Reproduce all of the data word for word.
** Start SUPPLIED DATA **
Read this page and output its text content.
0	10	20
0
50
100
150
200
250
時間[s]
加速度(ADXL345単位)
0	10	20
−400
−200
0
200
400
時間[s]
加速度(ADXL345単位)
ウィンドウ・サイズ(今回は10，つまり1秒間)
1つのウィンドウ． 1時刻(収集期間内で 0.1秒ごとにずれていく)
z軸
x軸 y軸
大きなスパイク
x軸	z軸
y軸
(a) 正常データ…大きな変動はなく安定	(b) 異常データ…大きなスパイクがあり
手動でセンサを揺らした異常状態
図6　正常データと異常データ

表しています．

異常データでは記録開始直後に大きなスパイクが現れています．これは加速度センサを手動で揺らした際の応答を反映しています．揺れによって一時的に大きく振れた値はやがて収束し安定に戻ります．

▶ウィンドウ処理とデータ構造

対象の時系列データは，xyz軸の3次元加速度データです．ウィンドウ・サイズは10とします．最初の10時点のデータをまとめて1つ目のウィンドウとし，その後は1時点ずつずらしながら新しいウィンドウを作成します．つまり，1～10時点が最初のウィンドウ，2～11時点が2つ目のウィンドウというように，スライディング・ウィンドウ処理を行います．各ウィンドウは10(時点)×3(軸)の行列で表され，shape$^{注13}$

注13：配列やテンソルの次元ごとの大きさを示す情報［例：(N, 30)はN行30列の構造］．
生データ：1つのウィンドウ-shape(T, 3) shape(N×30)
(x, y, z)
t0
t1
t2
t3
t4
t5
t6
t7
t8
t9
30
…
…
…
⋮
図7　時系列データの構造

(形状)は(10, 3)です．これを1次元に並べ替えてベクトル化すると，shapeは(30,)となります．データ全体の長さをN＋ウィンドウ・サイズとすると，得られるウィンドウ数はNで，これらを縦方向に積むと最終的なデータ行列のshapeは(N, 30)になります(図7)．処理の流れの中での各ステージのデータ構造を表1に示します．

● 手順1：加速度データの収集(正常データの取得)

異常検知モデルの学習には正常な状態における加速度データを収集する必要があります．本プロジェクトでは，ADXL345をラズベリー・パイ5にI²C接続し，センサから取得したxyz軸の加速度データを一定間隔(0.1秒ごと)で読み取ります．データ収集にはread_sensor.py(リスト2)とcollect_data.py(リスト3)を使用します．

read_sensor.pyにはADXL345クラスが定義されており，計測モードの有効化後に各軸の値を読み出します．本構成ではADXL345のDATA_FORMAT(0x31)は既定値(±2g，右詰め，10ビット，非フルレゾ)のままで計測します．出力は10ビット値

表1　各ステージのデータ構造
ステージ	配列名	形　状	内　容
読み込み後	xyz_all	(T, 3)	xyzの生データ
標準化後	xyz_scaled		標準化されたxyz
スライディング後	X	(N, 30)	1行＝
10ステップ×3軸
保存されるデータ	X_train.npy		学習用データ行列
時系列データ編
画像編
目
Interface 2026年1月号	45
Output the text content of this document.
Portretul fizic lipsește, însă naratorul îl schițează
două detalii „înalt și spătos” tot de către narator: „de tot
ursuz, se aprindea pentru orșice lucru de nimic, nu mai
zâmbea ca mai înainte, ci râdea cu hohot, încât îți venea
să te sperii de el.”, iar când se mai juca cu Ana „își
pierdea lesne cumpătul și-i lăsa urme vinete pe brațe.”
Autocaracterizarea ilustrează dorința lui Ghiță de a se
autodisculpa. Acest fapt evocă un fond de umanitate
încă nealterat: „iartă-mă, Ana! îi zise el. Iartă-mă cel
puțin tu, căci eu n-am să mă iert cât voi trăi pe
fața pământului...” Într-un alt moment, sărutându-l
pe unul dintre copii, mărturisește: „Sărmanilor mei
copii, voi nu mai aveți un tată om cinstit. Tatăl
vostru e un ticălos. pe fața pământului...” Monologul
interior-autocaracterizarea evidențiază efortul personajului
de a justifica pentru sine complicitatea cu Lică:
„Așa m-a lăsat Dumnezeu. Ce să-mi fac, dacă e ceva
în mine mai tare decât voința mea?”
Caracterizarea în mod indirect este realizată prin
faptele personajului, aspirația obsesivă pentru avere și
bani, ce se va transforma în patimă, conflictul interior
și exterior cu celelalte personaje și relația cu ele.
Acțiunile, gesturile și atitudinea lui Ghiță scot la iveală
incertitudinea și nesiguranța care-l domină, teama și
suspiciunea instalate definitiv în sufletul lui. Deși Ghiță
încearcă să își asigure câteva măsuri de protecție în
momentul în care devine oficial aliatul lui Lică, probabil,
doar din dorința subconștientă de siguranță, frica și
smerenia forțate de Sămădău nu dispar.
** End SUPPLIED DATA **
*SOLUTION TO THIS PROBLEM*:
Read this page and output its text content.
0	10	20
0
50
100
150
200
250
時間[s]
加速度(ADXL345単位)
0	10	20
−400
−200
0
200
400
時間[s]
加速度(ADXL345単位)
ウィンドウ・サイズ(今回は10，つまり1秒間)
1つのウィンドウ． 1時刻(収集期間内で 0.1秒ごとにずれていく)
z軸
x軸 y軸
大きなスパイク
x軸	z軸
y軸
(a) 正常データ…大きな変動はなく安定	(b) 異常データ…大きなスパイクがあり
手動でセンサを揺らした異常状態
図6　正常データと異常データ

表しています．

異常データでは記録開始直後に大きなスパイクが現れています．これは加速度センサを手動で揺らした際の応答を反映しています．揺れによって一時的に大きく振れた値はやがて収束し安定に戻ります．

▶ウィンドウ処理とデータ構造

対象の時系列データは，xyz軸の3次元加速度データです．ウィンドウ・サイズは10とします．最初の10時点のデータをまとめて1つ目のウィンドウとし，その後は1時点ずつずらしながら新しいウィンドウを作成します．つまり，1～10時点が最初のウィンドウ，2～11時点が2つ目のウィンドウというように，スライディング・ウィンドウ処理を行います．各ウィンドウは10(時点)×3(軸)の行列で表され，shape$^{注13}$

注13：配列やテンソルの次元ごとの大きさを示す情報［例：(N, 30)はN行30列の構造］．
生データ：1つのウィンドウ-shape(T, 3) shape(N×30)
(x, y, z)
t0
t1
t2
t3
t4
t5
t6
t7
t8
t9
30
…
…
…
⋮
図7　時系列データの構造

(形状)は(10, 3)です．これを1次元に並べ替えてベクトル化すると，shapeは(30,)となります．データ全体の長さをN＋ウィンドウ・サイズとすると，得られるウィンドウ数はNで，これらを縦方向に積むと最終的なデータ行列のshapeは(N, 30)になります(図7)．処理の流れの中での各ステージのデータ構造を表1に示します．

● 手順1：加速度データの収集(正常データの取得)

異常検知モデルの学習には正常な状態における加速度データを収集する必要があります．本プロジェクトでは，ADXL345をラズベリー・パイ5にI²C接続し，センサから取得したxyz軸の加速度データを一定間隔(0.1秒ごと)で読み取ります．データ収集にはread_sensor.py(リスト2)とcollect_data.py(リスト3)を使用します．

read_sensor.pyにはADXL345クラスが定義されており，計測モードの有効化後に各軸の値を読み出します．本構成ではADXL345のDATA_FORMAT(0x31)は既定値(±2g，右詰め，10ビット，非フルレゾ)のままで計測します．出力は10ビット値

表1　各ステージのデータ構造
ステージ	配列名	形　状	内　容
読み込み後	xyz_all	(T, 3)	xyzの生データ
標準化後	xyz_scaled		標準化されたxyz
スライディング後	X	(N, 30)	1行＝
10ステップ×3軸
保存されるデータ	X_train.npy		学習用データ行列
時系列データ編
画像編
目
Interface 2026年1月号	45
Output the text content of this document.
Portretul fizic lipsește, însă naratorul îl schițează
două detalii „înalt și spătos” tot de către narator: „de tot
ursuz, se aprindea pentru orșice lucru de nimic, nu mai
zâmbea ca mai înainte, ci râdea cu hohot, încât îți venea
să te sperii de el.”, iar când se mai juca cu Ana „își
pierdea lesne cumpătul și-i lăsa urme vinete pe brațe.”
Autocaracterizarea ilustrează dorința lui Ghiță de a se
autodisculpa. Acest fapt evocă un fond de umanitate
încă nealterat: „iartă-mă, Ana! îi zise el. Iartă-mă cel
puțin tu, căci eu n-am să mă iert cât voi trăi pe
fața pământului...” Într-un alt moment, sărutându-l
pe unul dintre copii, mărturisește: „Sărmanilor mei
copii, voi nu mai aveți un tată om cinstit. Tatăl
vostru e un ticălos. pe fața pământului...” Monologul
interior-autocaracterizarea evidențiază efortul personajului
de a justifica pentru sine complicitatea cu Lică:
„Așa m-a lăsat Dumnezeu. Ce să-mi fac, dacă e ceva
în mine mai tare decât voința mea?”
Caracterizarea în mod indirect este realizată prin
faptele personajului, aspirația obsesivă pentru avere și
bani, ce se va transforma în patimă, conflictul interior
și exterior cu celelalte personaje și relația cu ele.
Acțiunile, gesturile și atitudinea lui Ghiță scot la iveală
incertitudinea și nesiguranța care-l domină, teama și
suspiciunea instalate definitiv în sufletul lui. Deși Ghiță
încearcă să își asigure câteva măsuri de protecție în
momentul în care devine oficial aliatul lui Lică, probabil,
doar din dorința subconștientă de siguranță, frica și
smerenia forțate de Sămădău nu dispar.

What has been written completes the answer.